Exercise aim
Your task is to locate every line holding the string "name" and to copy each of them.

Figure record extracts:
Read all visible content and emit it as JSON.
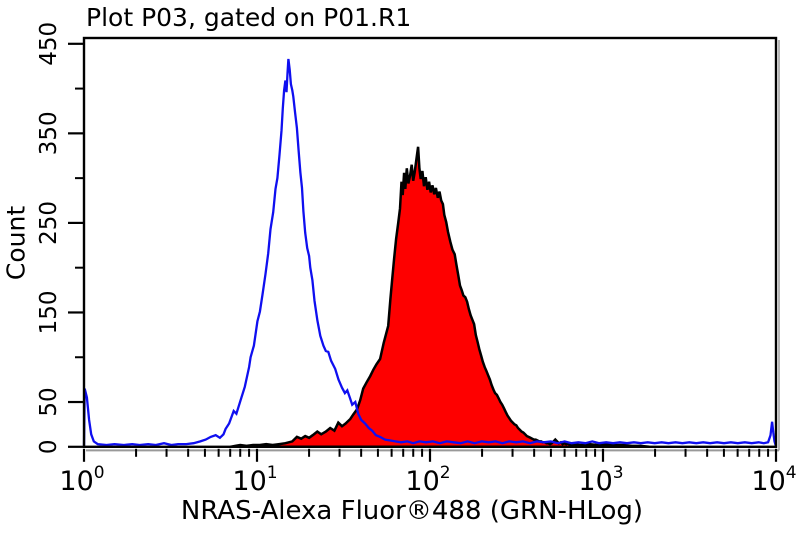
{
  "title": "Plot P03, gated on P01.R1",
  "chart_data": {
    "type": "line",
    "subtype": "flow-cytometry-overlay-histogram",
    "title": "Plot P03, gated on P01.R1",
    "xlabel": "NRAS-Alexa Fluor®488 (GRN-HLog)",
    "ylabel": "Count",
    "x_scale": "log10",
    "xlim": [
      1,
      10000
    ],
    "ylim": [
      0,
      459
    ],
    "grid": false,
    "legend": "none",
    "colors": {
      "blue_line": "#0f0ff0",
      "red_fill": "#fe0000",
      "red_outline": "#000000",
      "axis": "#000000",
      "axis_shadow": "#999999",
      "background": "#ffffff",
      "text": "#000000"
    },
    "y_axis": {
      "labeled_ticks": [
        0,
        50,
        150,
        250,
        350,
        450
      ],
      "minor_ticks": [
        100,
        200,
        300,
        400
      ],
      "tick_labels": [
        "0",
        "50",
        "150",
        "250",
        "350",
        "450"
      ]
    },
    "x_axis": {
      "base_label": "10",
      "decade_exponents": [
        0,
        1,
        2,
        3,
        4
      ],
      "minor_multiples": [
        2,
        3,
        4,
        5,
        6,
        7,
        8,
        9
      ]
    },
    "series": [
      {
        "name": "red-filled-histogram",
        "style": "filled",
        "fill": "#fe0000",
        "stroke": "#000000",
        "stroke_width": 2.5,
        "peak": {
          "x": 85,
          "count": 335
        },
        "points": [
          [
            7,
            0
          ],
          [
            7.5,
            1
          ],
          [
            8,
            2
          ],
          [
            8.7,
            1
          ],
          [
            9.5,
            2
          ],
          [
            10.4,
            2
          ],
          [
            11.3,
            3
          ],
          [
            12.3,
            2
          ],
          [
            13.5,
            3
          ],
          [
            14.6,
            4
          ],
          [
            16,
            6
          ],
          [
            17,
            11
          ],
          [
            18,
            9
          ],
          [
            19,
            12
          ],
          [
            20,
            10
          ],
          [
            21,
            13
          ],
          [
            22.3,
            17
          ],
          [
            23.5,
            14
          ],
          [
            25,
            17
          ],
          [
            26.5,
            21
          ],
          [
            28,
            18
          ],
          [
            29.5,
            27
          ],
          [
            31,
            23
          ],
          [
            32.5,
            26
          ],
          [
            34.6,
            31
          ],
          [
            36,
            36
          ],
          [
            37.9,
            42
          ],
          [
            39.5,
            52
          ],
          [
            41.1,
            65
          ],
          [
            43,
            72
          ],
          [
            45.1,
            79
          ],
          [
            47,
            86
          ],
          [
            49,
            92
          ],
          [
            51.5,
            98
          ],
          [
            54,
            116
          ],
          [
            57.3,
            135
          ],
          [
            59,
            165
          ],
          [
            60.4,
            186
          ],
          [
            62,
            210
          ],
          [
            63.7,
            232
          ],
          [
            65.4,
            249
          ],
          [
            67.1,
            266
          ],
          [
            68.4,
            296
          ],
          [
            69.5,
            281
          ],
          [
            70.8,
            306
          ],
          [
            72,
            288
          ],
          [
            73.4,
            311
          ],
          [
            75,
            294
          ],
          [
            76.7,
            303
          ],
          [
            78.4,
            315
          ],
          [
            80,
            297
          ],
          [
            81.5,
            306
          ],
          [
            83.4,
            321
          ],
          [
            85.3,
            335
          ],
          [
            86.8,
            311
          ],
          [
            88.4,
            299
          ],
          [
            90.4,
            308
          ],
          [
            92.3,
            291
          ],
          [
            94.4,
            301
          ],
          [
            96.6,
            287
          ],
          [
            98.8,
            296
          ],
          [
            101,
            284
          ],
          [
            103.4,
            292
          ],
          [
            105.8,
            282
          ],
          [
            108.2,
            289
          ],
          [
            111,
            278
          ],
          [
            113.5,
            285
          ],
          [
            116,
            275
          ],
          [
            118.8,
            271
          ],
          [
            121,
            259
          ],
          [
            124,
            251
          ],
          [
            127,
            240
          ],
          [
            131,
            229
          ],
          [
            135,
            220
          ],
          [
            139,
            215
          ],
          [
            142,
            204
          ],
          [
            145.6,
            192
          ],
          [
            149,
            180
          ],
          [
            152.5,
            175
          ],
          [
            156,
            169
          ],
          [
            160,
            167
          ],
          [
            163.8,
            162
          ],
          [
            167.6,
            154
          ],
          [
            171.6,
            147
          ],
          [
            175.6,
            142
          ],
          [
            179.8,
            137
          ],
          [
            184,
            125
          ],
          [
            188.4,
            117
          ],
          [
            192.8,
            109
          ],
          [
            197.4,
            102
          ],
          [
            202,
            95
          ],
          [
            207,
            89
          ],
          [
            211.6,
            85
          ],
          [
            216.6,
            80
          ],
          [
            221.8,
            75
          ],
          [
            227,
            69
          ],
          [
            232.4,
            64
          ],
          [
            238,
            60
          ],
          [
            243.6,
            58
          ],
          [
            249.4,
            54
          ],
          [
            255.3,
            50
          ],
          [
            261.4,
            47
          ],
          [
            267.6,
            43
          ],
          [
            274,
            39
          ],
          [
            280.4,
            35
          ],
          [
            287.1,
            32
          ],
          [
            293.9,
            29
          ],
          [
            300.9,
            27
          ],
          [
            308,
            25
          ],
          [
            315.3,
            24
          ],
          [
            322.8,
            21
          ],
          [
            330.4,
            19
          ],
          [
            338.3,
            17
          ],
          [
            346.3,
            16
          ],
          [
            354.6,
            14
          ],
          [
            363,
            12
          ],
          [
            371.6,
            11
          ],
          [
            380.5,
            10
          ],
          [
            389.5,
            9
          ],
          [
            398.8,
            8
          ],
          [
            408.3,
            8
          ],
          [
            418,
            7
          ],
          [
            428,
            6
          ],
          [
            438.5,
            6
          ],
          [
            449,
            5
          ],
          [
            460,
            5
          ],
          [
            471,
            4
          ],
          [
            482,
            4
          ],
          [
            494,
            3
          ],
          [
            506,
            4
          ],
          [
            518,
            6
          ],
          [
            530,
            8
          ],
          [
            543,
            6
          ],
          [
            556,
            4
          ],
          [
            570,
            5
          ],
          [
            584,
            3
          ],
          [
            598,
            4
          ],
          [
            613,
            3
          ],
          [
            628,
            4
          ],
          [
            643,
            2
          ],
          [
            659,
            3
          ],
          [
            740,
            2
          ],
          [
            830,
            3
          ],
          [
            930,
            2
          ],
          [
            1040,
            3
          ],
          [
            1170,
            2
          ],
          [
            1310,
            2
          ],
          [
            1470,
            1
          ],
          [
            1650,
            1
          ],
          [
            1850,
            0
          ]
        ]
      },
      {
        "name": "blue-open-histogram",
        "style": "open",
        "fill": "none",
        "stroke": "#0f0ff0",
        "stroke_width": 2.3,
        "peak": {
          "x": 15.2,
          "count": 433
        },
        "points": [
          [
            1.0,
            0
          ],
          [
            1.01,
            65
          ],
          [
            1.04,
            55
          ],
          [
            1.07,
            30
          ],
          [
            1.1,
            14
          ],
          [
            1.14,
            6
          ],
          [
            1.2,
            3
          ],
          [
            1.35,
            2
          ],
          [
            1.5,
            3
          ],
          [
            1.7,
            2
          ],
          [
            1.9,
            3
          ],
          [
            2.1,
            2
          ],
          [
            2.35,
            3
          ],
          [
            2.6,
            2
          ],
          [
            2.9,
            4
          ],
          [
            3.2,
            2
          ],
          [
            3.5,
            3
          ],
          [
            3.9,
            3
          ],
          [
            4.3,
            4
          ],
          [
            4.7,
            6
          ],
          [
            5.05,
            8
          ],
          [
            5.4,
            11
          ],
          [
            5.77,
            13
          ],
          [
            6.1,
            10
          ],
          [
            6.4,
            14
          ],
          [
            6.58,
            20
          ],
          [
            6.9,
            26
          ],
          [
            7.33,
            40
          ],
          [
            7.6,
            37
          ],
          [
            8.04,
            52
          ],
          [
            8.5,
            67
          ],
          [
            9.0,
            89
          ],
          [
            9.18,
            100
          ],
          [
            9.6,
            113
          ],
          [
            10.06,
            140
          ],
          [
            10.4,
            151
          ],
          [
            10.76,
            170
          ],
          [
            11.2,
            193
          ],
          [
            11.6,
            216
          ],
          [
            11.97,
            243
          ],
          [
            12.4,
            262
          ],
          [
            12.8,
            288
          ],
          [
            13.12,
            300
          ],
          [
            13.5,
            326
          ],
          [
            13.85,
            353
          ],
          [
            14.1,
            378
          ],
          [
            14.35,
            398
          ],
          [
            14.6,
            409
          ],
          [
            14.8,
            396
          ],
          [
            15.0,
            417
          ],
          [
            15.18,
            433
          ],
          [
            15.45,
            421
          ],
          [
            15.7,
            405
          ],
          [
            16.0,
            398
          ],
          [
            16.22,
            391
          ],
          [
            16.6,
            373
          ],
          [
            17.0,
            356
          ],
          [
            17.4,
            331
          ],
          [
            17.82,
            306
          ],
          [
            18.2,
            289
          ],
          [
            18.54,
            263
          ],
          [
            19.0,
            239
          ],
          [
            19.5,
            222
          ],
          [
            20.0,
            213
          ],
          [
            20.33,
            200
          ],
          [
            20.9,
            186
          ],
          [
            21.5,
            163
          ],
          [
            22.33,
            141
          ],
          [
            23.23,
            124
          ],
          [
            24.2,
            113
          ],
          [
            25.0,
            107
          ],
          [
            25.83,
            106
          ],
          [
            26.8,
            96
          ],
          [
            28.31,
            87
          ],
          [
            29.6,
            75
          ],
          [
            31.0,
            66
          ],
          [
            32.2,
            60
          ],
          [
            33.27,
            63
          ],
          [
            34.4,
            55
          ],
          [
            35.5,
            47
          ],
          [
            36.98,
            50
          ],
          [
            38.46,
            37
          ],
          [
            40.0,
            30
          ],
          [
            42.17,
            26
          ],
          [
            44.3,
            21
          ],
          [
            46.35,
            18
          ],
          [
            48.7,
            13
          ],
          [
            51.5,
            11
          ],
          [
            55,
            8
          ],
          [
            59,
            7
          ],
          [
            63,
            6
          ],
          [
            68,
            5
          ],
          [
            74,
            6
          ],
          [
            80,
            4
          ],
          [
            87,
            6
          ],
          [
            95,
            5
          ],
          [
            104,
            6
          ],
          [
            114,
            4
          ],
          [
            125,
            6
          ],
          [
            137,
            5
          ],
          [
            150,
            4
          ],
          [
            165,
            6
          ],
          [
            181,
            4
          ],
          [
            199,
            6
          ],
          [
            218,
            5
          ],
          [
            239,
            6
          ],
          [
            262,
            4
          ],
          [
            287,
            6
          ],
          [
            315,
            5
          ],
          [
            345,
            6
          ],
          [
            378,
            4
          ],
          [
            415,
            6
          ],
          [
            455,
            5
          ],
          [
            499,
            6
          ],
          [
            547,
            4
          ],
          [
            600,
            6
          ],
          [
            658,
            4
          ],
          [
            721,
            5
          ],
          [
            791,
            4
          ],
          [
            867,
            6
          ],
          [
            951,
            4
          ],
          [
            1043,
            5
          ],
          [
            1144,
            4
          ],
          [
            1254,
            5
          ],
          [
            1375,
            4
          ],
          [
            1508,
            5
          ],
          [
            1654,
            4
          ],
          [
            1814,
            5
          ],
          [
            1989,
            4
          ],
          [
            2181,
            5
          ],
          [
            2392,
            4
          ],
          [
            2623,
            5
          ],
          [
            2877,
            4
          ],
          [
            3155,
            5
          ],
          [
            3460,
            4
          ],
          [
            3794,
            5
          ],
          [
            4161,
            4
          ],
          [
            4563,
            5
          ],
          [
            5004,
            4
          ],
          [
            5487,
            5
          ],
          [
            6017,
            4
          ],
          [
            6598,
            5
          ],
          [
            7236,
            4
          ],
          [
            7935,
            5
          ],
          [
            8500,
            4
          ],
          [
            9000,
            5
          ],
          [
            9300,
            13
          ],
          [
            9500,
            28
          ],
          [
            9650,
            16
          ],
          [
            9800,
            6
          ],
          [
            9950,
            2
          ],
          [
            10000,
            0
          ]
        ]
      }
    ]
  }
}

Written response
        "name": "red-filled-histogram",
        "name": "blue-open-histogram",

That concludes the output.